Given request:
Determine how many lines in the data below contain "cuenta" and write only that number.

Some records
+ + + + + + +

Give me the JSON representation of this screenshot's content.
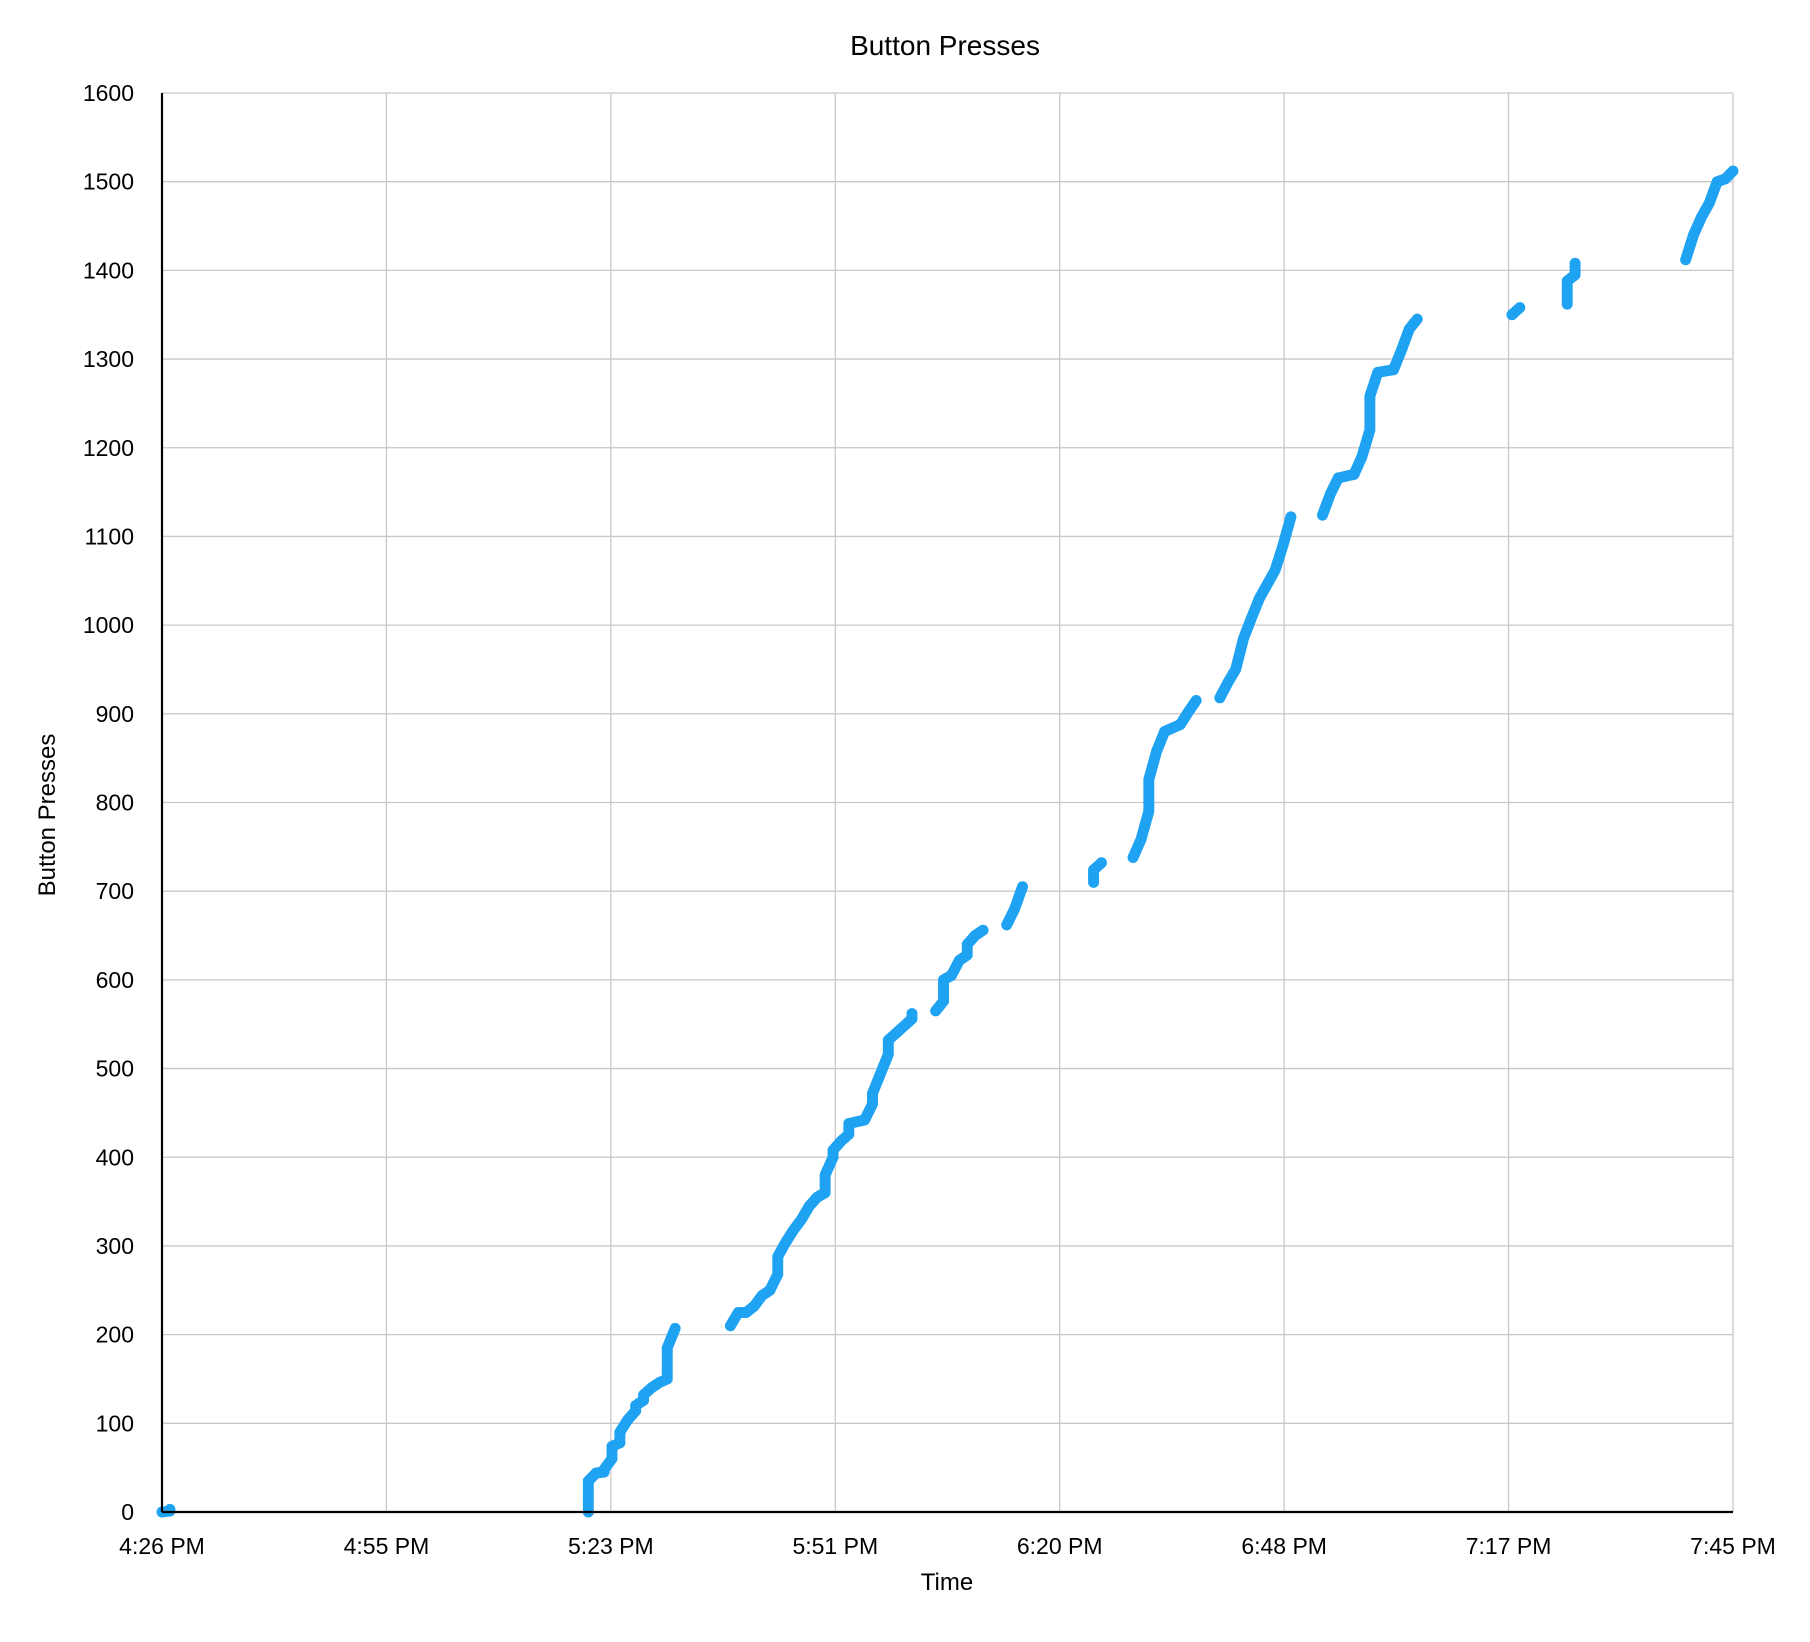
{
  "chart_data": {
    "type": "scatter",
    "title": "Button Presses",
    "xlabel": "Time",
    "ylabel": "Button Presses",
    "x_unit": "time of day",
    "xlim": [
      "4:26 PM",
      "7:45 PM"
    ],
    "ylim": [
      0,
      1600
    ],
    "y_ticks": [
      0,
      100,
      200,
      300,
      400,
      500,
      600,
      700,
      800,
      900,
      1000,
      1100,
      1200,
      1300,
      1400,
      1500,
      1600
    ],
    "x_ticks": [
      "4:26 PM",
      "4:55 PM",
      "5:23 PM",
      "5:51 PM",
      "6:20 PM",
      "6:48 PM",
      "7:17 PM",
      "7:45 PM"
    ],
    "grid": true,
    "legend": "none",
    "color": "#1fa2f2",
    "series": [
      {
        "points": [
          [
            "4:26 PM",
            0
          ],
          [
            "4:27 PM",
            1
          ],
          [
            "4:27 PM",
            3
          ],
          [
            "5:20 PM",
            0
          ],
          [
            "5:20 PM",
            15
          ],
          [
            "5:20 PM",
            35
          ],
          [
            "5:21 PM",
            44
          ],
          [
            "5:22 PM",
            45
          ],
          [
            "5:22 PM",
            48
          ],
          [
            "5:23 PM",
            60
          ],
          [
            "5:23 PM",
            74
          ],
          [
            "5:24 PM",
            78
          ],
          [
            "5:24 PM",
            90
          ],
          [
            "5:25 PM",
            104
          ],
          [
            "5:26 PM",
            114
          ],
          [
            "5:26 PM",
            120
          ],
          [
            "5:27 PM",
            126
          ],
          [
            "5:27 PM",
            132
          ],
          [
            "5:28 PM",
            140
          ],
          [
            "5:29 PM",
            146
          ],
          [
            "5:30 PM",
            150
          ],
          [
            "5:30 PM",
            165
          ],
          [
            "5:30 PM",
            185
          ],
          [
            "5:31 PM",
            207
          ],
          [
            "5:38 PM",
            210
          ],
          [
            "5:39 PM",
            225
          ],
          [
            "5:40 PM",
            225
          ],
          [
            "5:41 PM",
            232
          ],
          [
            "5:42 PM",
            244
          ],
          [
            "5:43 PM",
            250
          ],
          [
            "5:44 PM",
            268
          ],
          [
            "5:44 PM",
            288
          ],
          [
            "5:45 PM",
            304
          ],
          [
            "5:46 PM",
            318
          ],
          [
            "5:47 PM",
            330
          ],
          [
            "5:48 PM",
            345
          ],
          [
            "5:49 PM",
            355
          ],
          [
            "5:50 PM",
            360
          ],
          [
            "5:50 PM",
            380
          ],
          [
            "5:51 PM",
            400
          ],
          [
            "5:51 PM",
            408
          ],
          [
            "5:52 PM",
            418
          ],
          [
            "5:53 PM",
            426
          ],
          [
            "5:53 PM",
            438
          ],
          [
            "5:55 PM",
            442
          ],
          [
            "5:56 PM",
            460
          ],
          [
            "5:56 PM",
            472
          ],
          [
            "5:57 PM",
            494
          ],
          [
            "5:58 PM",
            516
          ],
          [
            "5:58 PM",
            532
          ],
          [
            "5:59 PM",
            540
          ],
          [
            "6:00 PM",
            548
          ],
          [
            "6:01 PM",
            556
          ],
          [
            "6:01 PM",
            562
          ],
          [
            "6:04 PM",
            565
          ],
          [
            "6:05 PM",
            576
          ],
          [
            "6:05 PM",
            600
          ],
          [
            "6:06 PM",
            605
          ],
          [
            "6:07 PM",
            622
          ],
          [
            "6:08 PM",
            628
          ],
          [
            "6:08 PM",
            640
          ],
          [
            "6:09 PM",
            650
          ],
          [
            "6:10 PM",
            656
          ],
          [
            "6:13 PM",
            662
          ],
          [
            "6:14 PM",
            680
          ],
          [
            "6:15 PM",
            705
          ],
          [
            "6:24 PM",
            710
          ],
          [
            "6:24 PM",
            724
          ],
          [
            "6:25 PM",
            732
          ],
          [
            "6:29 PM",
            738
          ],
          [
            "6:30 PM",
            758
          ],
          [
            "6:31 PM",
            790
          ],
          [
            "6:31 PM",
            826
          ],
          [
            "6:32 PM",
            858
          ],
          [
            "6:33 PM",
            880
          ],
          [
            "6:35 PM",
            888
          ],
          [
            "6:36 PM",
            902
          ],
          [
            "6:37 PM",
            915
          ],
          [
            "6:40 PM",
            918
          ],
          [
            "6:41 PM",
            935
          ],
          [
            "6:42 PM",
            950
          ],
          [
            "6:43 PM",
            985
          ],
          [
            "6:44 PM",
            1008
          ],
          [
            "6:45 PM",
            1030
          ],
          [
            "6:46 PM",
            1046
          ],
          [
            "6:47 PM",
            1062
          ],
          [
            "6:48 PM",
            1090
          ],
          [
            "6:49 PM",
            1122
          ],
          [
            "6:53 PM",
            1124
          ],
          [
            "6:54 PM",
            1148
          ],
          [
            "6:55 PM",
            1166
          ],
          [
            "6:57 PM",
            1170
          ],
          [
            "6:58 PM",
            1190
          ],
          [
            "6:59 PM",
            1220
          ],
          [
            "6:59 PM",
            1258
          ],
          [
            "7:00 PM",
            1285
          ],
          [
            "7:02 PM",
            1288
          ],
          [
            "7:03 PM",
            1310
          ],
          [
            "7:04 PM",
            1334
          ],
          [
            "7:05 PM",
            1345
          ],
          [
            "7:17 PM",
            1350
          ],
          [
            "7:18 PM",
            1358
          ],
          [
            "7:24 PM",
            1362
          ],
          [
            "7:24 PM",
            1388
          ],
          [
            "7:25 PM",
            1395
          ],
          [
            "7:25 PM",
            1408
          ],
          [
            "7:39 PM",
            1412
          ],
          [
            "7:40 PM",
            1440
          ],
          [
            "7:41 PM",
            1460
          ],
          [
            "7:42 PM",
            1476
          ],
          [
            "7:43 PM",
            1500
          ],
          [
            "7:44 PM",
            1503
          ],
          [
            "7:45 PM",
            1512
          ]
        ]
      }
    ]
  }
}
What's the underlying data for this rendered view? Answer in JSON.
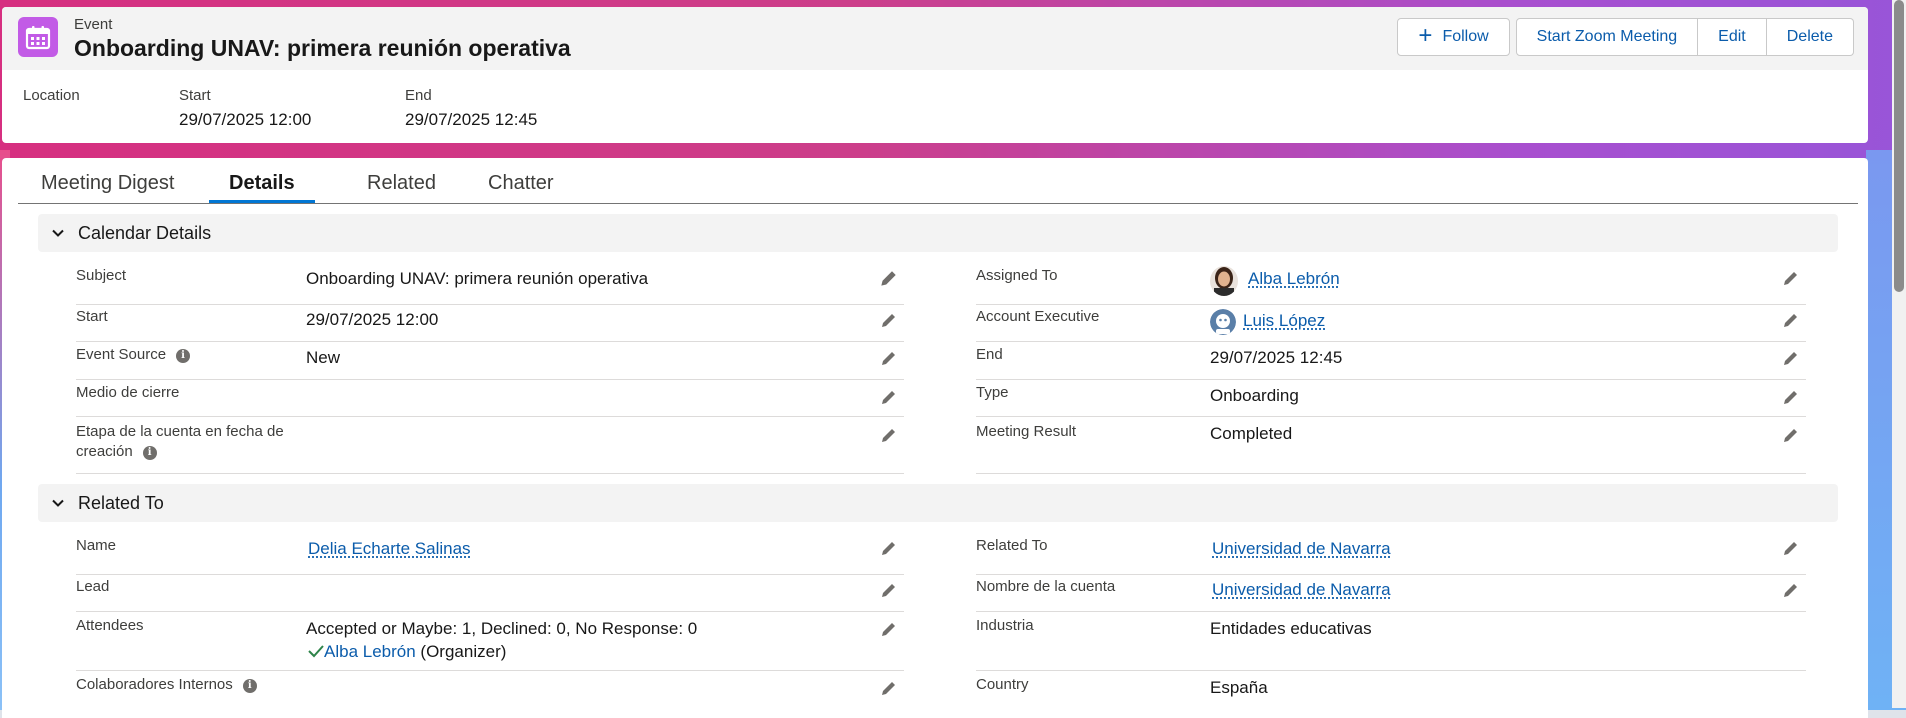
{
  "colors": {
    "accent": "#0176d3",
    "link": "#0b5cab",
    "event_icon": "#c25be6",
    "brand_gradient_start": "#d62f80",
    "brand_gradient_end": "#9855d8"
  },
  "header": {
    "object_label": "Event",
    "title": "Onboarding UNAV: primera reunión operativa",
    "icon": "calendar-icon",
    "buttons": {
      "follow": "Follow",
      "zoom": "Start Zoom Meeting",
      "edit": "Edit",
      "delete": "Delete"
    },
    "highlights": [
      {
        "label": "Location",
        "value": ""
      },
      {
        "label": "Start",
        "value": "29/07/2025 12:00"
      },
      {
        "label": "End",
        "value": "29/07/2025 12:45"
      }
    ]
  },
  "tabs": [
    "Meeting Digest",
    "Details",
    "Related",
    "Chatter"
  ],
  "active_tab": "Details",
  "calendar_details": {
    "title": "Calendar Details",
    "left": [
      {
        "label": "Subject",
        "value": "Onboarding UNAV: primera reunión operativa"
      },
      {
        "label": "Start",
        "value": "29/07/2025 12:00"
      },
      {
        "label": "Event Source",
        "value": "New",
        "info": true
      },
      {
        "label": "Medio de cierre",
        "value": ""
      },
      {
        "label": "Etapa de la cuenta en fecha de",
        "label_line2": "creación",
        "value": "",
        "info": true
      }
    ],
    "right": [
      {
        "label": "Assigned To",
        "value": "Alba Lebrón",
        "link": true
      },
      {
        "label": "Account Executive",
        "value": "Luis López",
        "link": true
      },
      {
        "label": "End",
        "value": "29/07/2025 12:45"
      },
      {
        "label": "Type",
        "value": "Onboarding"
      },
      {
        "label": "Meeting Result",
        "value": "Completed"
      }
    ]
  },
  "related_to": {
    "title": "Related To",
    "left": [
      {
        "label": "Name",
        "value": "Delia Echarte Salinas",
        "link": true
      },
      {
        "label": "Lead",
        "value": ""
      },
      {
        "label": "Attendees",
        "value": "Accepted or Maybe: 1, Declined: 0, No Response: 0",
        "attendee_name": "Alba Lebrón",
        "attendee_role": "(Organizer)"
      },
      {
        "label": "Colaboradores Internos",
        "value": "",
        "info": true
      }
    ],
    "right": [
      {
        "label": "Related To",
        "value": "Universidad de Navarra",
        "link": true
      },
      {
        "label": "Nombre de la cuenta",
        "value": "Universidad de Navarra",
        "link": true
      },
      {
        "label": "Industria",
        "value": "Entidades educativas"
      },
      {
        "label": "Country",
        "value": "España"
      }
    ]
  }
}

+ + + + + + +

Exercise answer:
2